**GIVEN TASK**:
Every record that follows should be printed verbatim.

==== RECORDS SHOWN ====

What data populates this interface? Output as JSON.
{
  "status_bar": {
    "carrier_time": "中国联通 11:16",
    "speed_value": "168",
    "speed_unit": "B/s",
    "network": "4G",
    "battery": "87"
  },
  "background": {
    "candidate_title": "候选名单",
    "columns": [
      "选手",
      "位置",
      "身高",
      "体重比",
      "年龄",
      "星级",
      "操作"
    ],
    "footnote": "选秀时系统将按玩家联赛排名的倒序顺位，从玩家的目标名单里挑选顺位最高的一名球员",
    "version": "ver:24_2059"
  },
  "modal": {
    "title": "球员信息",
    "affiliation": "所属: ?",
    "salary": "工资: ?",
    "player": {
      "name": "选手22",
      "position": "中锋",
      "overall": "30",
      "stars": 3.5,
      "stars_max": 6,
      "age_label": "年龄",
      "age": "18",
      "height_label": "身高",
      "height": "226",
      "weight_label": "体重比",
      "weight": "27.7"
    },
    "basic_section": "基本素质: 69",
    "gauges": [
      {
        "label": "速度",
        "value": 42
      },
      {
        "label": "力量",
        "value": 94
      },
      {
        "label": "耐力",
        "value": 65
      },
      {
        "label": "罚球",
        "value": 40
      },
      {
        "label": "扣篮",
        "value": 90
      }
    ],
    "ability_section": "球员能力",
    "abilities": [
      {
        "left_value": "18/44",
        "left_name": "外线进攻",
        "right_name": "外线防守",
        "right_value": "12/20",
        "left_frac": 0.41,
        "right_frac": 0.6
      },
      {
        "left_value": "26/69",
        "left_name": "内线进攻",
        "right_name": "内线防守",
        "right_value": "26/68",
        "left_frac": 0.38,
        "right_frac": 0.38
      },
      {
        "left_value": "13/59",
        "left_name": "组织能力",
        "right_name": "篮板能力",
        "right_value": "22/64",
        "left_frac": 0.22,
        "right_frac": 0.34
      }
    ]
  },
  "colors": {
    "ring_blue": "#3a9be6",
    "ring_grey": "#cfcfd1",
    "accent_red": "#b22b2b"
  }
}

====

**RESPONSE TO THIS TASK**:
What data populates this interface? Output as JSON.
{
  "status_bar": {
    "carrier_time": "中国联通 11:16",
    "speed_value": "168",
    "speed_unit": "B/s",
    "network": "4G",
    "battery": "87"
  },
  "background": {
    "candidate_title": "候选名单",
    "columns": [
      "选手",
      "位置",
      "身高",
      "体重比",
      "年龄",
      "星级",
      "操作"
    ],
    "footnote": "选秀时系统将按玩家联赛排名的倒序顺位，从玩家的目标名单里挑选顺位最高的一名球员",
    "version": "ver:24_2059"
  },
  "modal": {
    "title": "球员信息",
    "affiliation": "所属: ?",
    "salary": "工资: ?",
    "player": {
      "name": "选手22",
      "position": "中锋",
      "overall": "30",
      "stars": 3.5,
      "stars_max": 6,
      "age_label": "年龄",
      "age": "18",
      "height_label": "身高",
      "height": "226",
      "weight_label": "体重比",
      "weight": "27.7"
    },
    "basic_section": "基本素质: 69",
    "gauges": [
      {
        "label": "速度",
        "value": 42
      },
      {
        "label": "力量",
        "value": 94
      },
      {
        "label": "耐力",
        "value": 65
      },
      {
        "label": "罚球",
        "value": 40
      },
      {
        "label": "扣篮",
        "value": 90
      }
    ],
    "ability_section": "球员能力",
    "abilities": [
      {
        "left_value": "18/44",
        "left_name": "外线进攻",
        "right_name": "外线防守",
        "right_value": "12/20",
        "left_frac": 0.41,
        "right_frac": 0.6
      },
      {
        "left_value": "26/69",
        "left_name": "内线进攻",
        "right_name": "内线防守",
        "right_value": "26/68",
        "left_frac": 0.38,
        "right_frac": 0.38
      },
      {
        "left_value": "13/59",
        "left_name": "组织能力",
        "right_name": "篮板能力",
        "right_value": "22/64",
        "left_frac": 0.22,
        "right_frac": 0.34
      }
    ]
  },
  "colors": {
    "ring_blue": "#3a9be6",
    "ring_grey": "#cfcfd1",
    "accent_red": "#b22b2b"
  }
}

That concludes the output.